__Exercise__. Return the records word for word. Any pictures in them are not part of the copy.

begin Dataset

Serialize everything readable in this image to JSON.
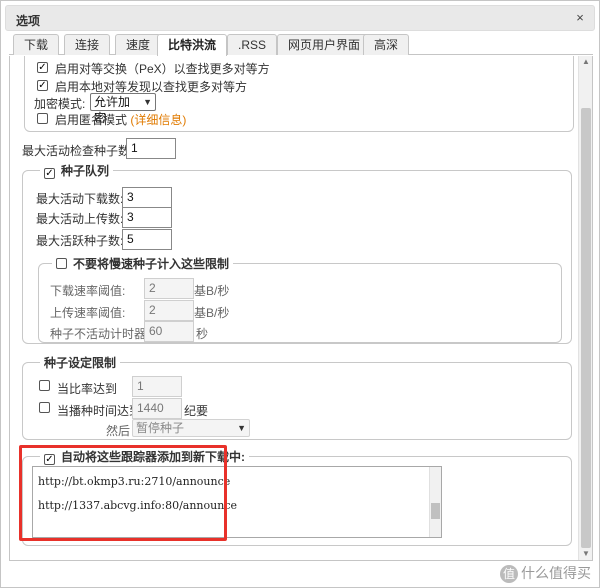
{
  "window": {
    "title": "选项",
    "close_glyph": "×"
  },
  "tabs": [
    {
      "label": "下载"
    },
    {
      "label": "连接"
    },
    {
      "label": "速度"
    },
    {
      "label": "比特洪流",
      "active": true
    },
    {
      "label": ".RSS"
    },
    {
      "label": "网页用户界面"
    },
    {
      "label": "高深"
    }
  ],
  "privacy": {
    "pex_label": "启用对等交换（PeX）以查找更多对等方",
    "pex_checked": true,
    "lsd_label": "启用本地对等发现以查找更多对等方",
    "lsd_checked": true,
    "encryption_label": "加密模式:",
    "encryption_value": "允许加密",
    "anon_label": "启用匿名模式",
    "anon_checked": false,
    "details_link": "(详细信息)"
  },
  "checking": {
    "label": "最大活动检查种子数:",
    "value": "1"
  },
  "queue": {
    "legend": "种子队列",
    "enabled": true,
    "max_downloads_label": "最大活动下载数:",
    "max_downloads": "3",
    "max_uploads_label": "最大活动上传数:",
    "max_uploads": "3",
    "max_torrents_label": "最大活跃种子数:",
    "max_torrents": "5",
    "slow": {
      "legend": "不要将慢速种子计入这些限制",
      "enabled": false,
      "dl_label": "下载速率阈值:",
      "dl_value": "2",
      "dl_unit": "基B/秒",
      "ul_label": "上传速率阈值:",
      "ul_value": "2",
      "ul_unit": "基B/秒",
      "idle_label": "种子不活动计时器:",
      "idle_value": "60",
      "idle_unit": "秒"
    }
  },
  "seeding": {
    "legend": "种子设定限制",
    "ratio_label": "当比率达到",
    "ratio_checked": false,
    "ratio_value": "1",
    "time_label": "当播种时间达到",
    "time_checked": false,
    "time_value": "1440",
    "time_unit": "纪要",
    "then_label": "然后",
    "then_action": "暂停种子"
  },
  "trackers": {
    "legend": "自动将这些跟踪器添加到新下载中:",
    "enabled": true,
    "lines": [
      "http://bt.okmp3.ru:2710/announce",
      "http://1337.abcvg.info:80/announce"
    ]
  },
  "watermark": {
    "badge": "值",
    "text": "什么值得买"
  },
  "colors": {
    "highlight": "#e8312a",
    "link": "#e07a00"
  }
}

end Dataset

__Written answer__.
Serialize everything readable in this image to JSON.
{
  "window": {
    "title": "选项",
    "close_glyph": "×"
  },
  "tabs": [
    {
      "label": "下载"
    },
    {
      "label": "连接"
    },
    {
      "label": "速度"
    },
    {
      "label": "比特洪流",
      "active": true
    },
    {
      "label": ".RSS"
    },
    {
      "label": "网页用户界面"
    },
    {
      "label": "高深"
    }
  ],
  "privacy": {
    "pex_label": "启用对等交换（PeX）以查找更多对等方",
    "pex_checked": true,
    "lsd_label": "启用本地对等发现以查找更多对等方",
    "lsd_checked": true,
    "encryption_label": "加密模式:",
    "encryption_value": "允许加密",
    "anon_label": "启用匿名模式",
    "anon_checked": false,
    "details_link": "(详细信息)"
  },
  "checking": {
    "label": "最大活动检查种子数:",
    "value": "1"
  },
  "queue": {
    "legend": "种子队列",
    "enabled": true,
    "max_downloads_label": "最大活动下载数:",
    "max_downloads": "3",
    "max_uploads_label": "最大活动上传数:",
    "max_uploads": "3",
    "max_torrents_label": "最大活跃种子数:",
    "max_torrents": "5",
    "slow": {
      "legend": "不要将慢速种子计入这些限制",
      "enabled": false,
      "dl_label": "下载速率阈值:",
      "dl_value": "2",
      "dl_unit": "基B/秒",
      "ul_label": "上传速率阈值:",
      "ul_value": "2",
      "ul_unit": "基B/秒",
      "idle_label": "种子不活动计时器:",
      "idle_value": "60",
      "idle_unit": "秒"
    }
  },
  "seeding": {
    "legend": "种子设定限制",
    "ratio_label": "当比率达到",
    "ratio_checked": false,
    "ratio_value": "1",
    "time_label": "当播种时间达到",
    "time_checked": false,
    "time_value": "1440",
    "time_unit": "纪要",
    "then_label": "然后",
    "then_action": "暂停种子"
  },
  "trackers": {
    "legend": "自动将这些跟踪器添加到新下载中:",
    "enabled": true,
    "lines": [
      "http://bt.okmp3.ru:2710/announce",
      "http://1337.abcvg.info:80/announce"
    ]
  },
  "watermark": {
    "badge": "值",
    "text": "什么值得买"
  },
  "colors": {
    "highlight": "#e8312a",
    "link": "#e07a00"
  }
}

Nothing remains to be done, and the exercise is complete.